[Goal of the exercise]
Extract the records in full, leaving every picture out.

Collected data entries:
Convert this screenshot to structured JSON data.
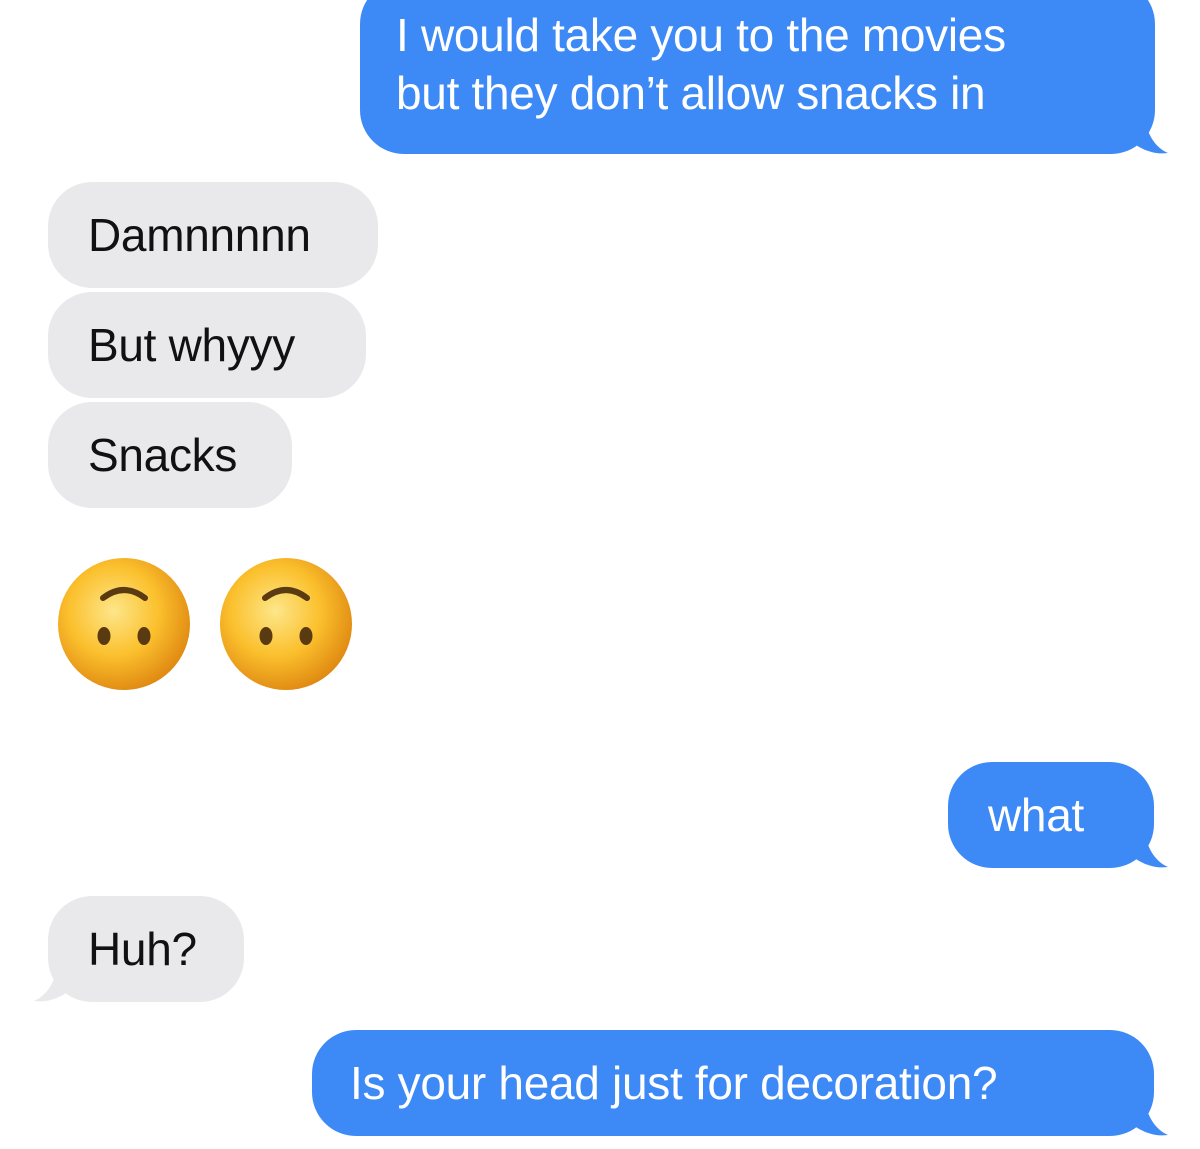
{
  "messages": [
    {
      "id": "m1",
      "direction": "sent",
      "lines": [
        "I would take you to the movies",
        "but they don’t allow snacks in"
      ]
    },
    {
      "id": "m2",
      "direction": "received",
      "text": "Damnnnnn"
    },
    {
      "id": "m3",
      "direction": "received",
      "text": "But whyyy"
    },
    {
      "id": "m4",
      "direction": "received",
      "text": "Snacks"
    },
    {
      "id": "m5",
      "direction": "received",
      "emoji": [
        "upside-down-face",
        "upside-down-face"
      ]
    },
    {
      "id": "m6",
      "direction": "sent",
      "text": "what"
    },
    {
      "id": "m7",
      "direction": "received",
      "text": "Huh?"
    },
    {
      "id": "m8",
      "direction": "sent",
      "text": "Is your head just for decoration?"
    }
  ],
  "colors": {
    "sent_bubble": "#3d8af7",
    "received_bubble": "#e9e9eb",
    "background": "#ffffff"
  }
}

[The completed task]
Convert this screenshot to structured JSON data.
{
  "messages": [
    {
      "id": "m1",
      "direction": "sent",
      "lines": [
        "I would take you to the movies",
        "but they don’t allow snacks in"
      ]
    },
    {
      "id": "m2",
      "direction": "received",
      "text": "Damnnnnn"
    },
    {
      "id": "m3",
      "direction": "received",
      "text": "But whyyy"
    },
    {
      "id": "m4",
      "direction": "received",
      "text": "Snacks"
    },
    {
      "id": "m5",
      "direction": "received",
      "emoji": [
        "upside-down-face",
        "upside-down-face"
      ]
    },
    {
      "id": "m6",
      "direction": "sent",
      "text": "what"
    },
    {
      "id": "m7",
      "direction": "received",
      "text": "Huh?"
    },
    {
      "id": "m8",
      "direction": "sent",
      "text": "Is your head just for decoration?"
    }
  ],
  "colors": {
    "sent_bubble": "#3d8af7",
    "received_bubble": "#e9e9eb",
    "background": "#ffffff"
  }
}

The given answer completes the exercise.